Do this: Count lines holding the word "hipótesis". Only the number is wanted.

Data for this exercise:
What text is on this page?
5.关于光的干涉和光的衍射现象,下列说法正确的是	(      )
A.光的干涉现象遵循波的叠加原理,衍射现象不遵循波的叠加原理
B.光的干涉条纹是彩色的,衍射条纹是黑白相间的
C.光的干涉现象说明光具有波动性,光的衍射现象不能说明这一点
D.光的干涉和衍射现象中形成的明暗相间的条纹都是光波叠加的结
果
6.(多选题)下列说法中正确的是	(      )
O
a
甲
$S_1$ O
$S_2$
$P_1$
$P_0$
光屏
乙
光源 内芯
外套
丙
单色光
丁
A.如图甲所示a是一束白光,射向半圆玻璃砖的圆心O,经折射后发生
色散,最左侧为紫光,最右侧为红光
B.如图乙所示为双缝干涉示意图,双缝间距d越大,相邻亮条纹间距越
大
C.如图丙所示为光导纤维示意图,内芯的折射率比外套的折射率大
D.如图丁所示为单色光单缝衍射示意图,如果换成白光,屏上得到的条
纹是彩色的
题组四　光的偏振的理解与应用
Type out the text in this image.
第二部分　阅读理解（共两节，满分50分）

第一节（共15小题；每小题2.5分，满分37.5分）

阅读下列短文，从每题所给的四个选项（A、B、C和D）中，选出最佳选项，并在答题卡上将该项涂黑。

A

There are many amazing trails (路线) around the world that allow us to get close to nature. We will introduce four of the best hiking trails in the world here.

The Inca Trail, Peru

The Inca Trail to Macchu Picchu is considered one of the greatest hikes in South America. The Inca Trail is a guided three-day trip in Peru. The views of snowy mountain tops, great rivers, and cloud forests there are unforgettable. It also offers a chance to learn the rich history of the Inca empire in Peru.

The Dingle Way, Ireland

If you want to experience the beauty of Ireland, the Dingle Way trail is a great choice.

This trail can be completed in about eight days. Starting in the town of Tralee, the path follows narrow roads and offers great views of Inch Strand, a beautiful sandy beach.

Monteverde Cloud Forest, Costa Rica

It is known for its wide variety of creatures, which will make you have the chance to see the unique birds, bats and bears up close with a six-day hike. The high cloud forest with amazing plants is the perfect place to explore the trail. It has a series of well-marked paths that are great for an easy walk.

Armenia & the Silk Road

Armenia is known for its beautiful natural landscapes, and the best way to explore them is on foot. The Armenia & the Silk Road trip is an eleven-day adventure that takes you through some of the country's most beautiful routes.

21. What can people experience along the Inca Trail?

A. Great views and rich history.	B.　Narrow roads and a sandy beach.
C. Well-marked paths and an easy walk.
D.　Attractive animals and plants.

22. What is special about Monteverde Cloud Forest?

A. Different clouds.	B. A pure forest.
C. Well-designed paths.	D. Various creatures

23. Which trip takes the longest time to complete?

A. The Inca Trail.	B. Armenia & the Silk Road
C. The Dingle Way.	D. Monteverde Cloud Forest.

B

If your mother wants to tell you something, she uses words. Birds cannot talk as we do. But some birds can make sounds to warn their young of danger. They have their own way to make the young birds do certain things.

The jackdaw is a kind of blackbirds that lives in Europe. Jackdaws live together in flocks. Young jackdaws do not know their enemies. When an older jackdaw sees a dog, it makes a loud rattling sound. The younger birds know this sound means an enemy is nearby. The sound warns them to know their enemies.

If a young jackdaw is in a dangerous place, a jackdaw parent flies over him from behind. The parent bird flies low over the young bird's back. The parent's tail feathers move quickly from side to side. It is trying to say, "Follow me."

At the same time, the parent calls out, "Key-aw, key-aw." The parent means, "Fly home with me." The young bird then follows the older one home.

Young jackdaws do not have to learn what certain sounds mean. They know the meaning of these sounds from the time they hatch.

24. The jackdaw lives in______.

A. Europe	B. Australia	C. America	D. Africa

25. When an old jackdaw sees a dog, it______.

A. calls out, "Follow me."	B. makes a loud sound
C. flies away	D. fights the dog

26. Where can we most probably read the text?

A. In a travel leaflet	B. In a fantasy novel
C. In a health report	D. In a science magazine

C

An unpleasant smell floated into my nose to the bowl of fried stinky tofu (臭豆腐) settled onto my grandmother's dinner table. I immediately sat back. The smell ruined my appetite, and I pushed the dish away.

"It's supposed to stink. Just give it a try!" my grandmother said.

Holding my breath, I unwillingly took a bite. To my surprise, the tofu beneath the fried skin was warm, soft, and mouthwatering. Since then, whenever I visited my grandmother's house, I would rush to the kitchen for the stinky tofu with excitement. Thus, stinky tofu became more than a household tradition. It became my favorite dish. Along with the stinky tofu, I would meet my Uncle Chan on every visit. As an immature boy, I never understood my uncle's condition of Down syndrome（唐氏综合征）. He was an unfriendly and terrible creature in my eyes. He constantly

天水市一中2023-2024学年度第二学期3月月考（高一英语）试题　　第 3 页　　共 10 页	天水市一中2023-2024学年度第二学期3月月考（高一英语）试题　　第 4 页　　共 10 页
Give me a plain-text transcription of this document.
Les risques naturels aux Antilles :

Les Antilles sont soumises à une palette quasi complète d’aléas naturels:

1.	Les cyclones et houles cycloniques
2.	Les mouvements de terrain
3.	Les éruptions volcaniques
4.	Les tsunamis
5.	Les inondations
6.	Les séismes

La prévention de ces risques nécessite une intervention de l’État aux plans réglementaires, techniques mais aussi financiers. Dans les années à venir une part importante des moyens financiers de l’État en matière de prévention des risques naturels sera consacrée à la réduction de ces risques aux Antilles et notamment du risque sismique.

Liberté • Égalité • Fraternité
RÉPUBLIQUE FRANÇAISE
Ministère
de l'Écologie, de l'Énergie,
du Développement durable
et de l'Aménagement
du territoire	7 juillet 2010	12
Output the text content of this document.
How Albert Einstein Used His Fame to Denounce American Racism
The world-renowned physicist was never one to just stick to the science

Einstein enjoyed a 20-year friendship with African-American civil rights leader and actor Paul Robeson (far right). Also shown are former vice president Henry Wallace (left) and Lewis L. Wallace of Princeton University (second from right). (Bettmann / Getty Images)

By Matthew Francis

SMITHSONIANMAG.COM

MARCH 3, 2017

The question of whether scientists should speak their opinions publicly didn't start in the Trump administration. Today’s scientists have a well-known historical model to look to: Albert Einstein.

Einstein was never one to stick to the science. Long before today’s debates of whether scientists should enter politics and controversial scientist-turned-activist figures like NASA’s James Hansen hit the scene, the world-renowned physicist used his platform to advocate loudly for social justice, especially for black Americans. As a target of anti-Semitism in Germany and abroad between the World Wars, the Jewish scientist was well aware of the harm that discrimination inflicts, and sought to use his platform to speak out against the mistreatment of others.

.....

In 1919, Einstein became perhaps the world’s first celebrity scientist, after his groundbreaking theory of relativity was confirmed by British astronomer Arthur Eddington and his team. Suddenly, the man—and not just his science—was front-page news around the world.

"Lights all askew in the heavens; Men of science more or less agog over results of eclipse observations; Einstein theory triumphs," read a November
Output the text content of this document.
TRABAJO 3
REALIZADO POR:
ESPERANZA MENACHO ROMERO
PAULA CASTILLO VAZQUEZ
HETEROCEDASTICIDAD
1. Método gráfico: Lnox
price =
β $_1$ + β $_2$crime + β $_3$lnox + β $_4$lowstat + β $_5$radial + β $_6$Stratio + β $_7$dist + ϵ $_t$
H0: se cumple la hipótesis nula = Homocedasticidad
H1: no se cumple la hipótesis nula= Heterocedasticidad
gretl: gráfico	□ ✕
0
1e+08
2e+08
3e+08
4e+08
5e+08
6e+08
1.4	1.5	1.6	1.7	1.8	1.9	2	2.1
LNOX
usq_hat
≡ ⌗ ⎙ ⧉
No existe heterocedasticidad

Answer for this exercise: 2